## Requirements:
Present every line in which the string "richesse" appears.

## Record excerpts:
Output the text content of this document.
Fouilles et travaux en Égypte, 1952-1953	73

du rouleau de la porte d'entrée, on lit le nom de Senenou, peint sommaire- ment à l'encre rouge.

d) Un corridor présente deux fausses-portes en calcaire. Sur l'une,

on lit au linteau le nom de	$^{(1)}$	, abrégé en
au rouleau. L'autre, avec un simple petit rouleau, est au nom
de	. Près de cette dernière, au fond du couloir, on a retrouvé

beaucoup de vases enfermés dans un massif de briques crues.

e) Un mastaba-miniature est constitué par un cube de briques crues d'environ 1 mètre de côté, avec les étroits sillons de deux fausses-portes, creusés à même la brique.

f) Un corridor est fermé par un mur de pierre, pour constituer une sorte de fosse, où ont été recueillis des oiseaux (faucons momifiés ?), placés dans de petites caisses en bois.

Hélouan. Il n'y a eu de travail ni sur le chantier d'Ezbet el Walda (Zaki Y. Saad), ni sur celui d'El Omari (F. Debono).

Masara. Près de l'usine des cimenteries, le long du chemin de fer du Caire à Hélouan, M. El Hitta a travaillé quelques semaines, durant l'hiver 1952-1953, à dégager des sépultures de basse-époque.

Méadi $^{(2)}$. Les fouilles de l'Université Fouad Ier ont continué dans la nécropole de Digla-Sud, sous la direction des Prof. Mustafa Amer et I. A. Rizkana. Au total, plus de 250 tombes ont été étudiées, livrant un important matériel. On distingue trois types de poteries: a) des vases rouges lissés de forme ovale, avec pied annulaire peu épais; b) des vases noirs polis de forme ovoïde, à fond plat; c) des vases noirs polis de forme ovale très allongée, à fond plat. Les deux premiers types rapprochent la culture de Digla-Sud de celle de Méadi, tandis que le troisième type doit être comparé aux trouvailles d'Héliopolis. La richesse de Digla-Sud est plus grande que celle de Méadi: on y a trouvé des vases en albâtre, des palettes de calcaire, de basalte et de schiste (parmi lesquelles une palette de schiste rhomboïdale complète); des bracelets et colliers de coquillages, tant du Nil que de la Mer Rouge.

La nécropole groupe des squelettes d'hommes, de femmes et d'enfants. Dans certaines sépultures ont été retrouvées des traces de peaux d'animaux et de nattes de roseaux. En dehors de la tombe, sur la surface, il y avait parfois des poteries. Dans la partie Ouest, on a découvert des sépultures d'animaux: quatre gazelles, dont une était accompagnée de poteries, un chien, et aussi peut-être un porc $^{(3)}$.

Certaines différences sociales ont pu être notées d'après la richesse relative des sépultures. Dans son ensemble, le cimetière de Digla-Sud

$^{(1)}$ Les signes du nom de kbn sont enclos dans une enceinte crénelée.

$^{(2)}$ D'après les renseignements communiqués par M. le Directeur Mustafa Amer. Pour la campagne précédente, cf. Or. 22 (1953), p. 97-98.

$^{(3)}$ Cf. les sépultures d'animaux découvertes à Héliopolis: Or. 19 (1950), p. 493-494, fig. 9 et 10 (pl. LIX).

## Reply:
Méadi $^{(2)}$. Les fouilles de l'Université Fouad Ier ont continué dans la nécropole de Digla-Sud, sous la direction des Prof. Mustafa Amer et I. A. Rizkana. Au total, plus de 250 tombes ont été étudiées, livrant un important matériel. On distingue trois types de poteries: a) des vases rouges lissés de forme ovale, avec pied annulaire peu épais; b) des vases noirs polis de forme ovoïde, à fond plat; c) des vases noirs polis de forme ovale très allongée, à fond plat. Les deux premiers types rapprochent la culture de Digla-Sud de celle de Méadi, tandis que le troisième type doit être comparé aux trouvailles d'Héliopolis. La richesse de Digla-Sud est plus grande que celle de Méadi: on y a trouvé des vases en albâtre, des palettes de calcaire, de basalte et de schiste (parmi lesquelles une palette de schiste rhomboïdale complète); des bracelets et colliers de coquillages, tant du Nil que de la Mer Rouge.
Certaines différences sociales ont pu être notées d'après la richesse relative des sépultures. Dans son ensemble, le cimetière de Digla-Sud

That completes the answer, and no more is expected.